- _Written instruction_: From the material below, list every line containing "README".

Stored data
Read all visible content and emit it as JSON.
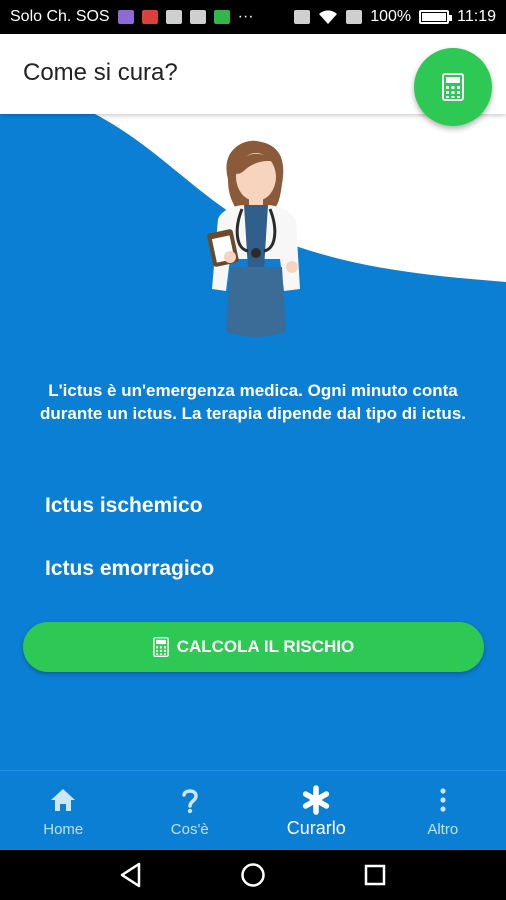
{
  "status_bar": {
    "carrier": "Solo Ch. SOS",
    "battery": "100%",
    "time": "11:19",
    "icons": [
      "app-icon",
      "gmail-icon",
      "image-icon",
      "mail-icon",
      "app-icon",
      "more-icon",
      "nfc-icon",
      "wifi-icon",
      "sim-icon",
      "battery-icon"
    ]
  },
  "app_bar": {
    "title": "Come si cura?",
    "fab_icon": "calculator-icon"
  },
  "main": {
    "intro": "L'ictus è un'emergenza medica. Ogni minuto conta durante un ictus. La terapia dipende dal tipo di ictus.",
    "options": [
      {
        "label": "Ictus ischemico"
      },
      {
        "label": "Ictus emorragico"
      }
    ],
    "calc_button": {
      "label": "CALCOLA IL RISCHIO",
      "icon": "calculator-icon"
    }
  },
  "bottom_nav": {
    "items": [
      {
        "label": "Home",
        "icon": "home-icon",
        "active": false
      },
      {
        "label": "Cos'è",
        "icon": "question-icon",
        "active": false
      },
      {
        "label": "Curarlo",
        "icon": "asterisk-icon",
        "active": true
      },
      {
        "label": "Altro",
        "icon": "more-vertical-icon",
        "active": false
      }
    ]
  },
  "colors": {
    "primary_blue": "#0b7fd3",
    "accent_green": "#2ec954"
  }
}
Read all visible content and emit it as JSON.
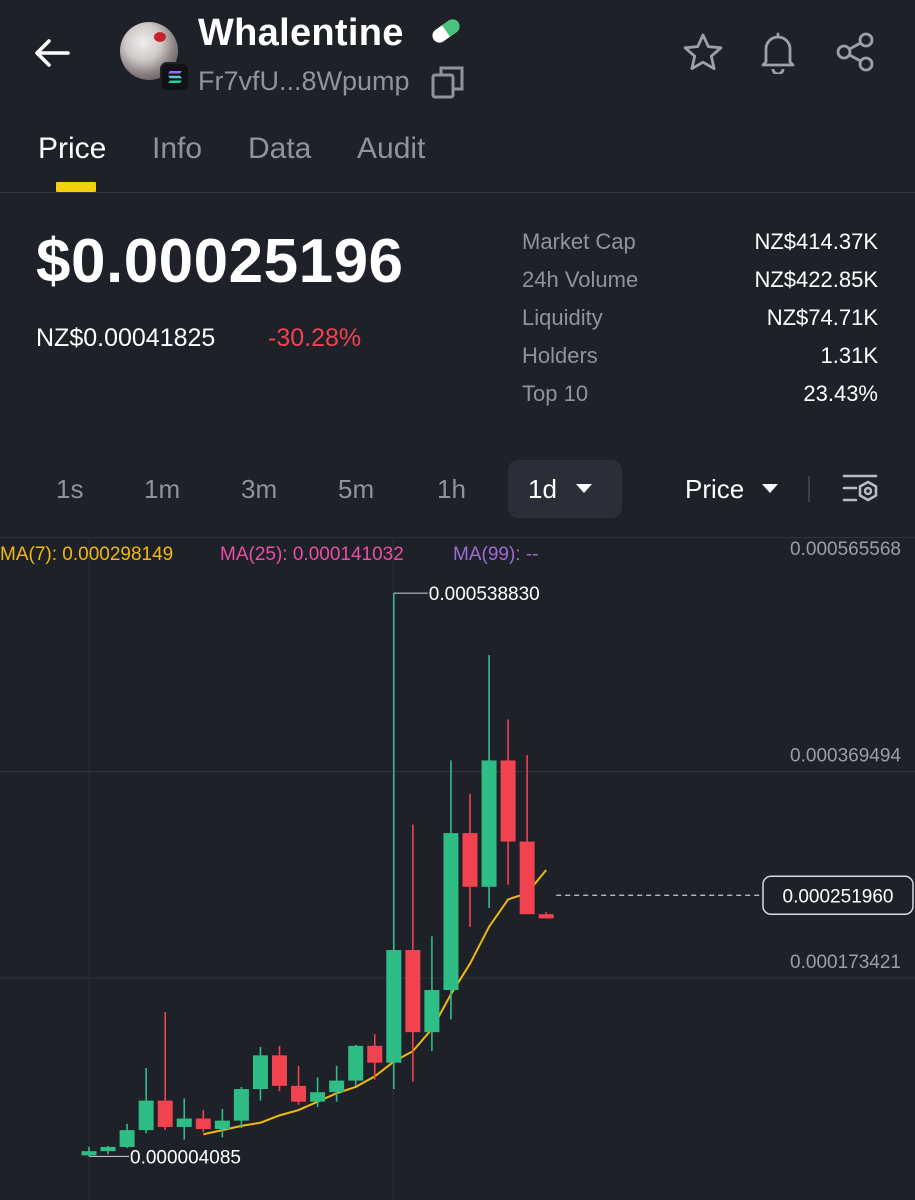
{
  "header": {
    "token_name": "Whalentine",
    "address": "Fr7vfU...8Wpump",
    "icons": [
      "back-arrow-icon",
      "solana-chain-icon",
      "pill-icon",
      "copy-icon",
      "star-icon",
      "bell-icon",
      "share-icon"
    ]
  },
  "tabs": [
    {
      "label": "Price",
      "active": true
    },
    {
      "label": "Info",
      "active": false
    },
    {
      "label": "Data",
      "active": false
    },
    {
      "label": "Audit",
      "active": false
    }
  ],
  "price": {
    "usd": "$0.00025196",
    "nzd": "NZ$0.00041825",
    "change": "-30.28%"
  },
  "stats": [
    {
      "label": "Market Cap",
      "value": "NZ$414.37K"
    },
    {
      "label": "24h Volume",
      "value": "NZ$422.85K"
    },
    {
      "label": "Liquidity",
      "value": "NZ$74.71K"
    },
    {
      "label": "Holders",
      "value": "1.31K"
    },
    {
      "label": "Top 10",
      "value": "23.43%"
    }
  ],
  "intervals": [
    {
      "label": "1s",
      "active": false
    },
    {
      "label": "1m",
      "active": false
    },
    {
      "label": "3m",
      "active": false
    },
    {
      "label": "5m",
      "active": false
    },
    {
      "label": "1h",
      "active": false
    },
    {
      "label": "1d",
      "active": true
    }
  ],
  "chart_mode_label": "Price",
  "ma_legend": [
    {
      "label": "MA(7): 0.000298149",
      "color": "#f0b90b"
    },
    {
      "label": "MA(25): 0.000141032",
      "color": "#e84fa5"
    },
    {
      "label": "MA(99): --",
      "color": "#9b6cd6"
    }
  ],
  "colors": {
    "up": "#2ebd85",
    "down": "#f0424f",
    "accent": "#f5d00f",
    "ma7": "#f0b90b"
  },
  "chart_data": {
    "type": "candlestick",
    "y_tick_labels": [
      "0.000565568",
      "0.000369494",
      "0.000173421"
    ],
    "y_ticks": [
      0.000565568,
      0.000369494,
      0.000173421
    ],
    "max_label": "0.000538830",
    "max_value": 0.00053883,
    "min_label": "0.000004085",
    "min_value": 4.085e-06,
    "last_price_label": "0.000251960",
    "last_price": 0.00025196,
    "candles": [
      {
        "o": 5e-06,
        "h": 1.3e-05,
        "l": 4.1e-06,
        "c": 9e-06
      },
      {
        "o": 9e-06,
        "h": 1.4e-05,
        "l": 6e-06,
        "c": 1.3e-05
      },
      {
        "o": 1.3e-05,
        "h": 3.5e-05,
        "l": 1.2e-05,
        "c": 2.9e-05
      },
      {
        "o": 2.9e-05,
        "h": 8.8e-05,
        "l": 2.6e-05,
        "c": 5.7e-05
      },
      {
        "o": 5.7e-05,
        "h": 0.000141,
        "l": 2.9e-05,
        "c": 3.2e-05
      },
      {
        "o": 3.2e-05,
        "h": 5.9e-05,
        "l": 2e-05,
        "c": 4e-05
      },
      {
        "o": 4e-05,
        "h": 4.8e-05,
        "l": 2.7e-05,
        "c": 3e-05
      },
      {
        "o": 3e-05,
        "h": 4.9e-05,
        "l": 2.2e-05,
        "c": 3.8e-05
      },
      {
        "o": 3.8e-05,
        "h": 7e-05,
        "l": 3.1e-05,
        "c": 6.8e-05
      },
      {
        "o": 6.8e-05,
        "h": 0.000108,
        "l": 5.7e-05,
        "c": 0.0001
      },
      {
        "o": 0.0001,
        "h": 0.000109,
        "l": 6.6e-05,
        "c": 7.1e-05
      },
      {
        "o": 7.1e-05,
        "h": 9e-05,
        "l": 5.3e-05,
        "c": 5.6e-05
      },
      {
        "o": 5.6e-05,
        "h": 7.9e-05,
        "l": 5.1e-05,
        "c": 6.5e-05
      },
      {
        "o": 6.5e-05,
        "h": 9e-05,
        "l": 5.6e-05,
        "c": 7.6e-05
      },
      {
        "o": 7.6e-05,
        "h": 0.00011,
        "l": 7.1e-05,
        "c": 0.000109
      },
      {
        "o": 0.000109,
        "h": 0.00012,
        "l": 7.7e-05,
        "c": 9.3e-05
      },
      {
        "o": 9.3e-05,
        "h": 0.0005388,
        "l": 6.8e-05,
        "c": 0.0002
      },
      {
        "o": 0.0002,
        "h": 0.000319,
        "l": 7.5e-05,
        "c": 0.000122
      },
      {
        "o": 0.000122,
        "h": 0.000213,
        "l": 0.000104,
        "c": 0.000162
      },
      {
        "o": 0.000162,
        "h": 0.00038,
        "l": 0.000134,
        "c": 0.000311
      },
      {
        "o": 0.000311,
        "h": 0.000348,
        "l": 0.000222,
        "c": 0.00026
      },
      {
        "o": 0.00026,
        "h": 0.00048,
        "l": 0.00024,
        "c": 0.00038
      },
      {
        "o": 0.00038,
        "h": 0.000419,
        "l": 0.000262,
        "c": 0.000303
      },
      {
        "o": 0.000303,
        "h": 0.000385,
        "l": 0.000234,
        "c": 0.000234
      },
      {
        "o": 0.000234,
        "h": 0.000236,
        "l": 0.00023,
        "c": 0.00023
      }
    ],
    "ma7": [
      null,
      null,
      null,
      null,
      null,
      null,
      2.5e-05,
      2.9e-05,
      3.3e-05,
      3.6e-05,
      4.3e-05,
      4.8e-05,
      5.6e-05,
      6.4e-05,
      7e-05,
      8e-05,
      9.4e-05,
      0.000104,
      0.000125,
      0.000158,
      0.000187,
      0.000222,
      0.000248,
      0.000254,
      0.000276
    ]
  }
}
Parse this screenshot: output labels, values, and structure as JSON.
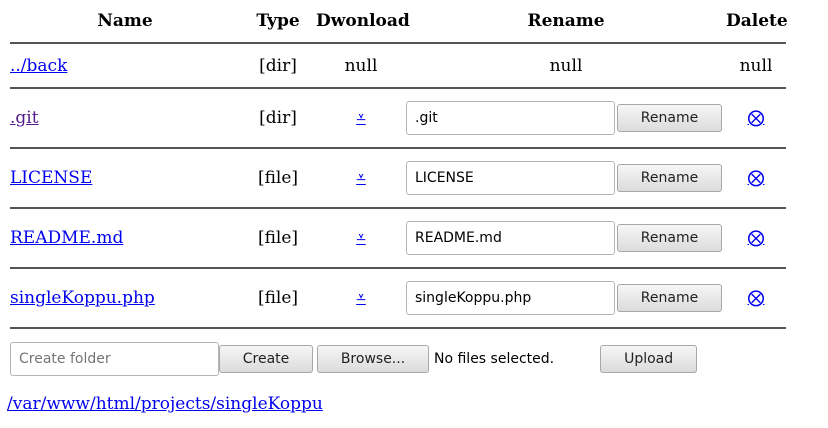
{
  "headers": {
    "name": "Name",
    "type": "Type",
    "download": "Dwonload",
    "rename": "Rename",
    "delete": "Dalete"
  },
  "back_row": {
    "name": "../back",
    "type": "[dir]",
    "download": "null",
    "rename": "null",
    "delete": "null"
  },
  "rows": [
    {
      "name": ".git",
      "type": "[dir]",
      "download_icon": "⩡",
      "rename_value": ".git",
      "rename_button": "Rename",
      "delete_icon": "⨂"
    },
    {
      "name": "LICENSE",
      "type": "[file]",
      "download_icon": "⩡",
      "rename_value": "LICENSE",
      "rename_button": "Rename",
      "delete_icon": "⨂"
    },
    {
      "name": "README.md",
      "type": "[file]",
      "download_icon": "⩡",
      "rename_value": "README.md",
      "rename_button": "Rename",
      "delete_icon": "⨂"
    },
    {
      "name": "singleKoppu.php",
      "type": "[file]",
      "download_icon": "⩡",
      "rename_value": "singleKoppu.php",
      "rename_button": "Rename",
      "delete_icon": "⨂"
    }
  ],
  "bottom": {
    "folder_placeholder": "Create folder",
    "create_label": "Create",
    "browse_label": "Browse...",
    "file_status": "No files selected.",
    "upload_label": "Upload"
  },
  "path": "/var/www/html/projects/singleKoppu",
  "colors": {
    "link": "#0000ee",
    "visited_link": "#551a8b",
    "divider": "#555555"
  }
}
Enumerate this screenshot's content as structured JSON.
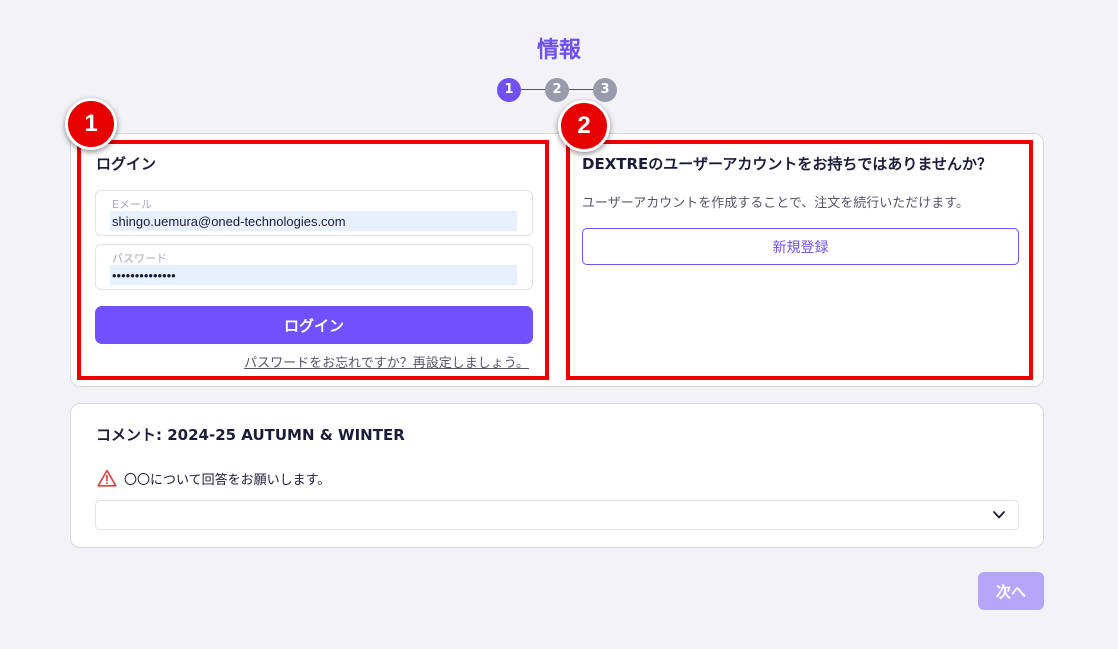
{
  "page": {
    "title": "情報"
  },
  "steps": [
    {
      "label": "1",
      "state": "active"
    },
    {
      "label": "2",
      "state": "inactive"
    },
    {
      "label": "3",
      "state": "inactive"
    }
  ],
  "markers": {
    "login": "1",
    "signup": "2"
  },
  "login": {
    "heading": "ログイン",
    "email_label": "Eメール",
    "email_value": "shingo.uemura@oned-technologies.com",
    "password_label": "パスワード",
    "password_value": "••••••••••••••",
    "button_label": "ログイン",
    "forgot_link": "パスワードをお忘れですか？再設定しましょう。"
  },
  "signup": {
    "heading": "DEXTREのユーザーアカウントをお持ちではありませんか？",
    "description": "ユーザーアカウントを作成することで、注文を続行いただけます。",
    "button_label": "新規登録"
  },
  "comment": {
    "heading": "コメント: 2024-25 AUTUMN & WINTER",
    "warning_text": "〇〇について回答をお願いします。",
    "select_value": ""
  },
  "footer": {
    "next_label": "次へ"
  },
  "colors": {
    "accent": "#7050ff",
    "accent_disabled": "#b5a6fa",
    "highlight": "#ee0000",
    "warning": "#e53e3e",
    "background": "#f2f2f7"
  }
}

- _Answer in full_:
      "name": "README.md",
      "rename_value": "README.md",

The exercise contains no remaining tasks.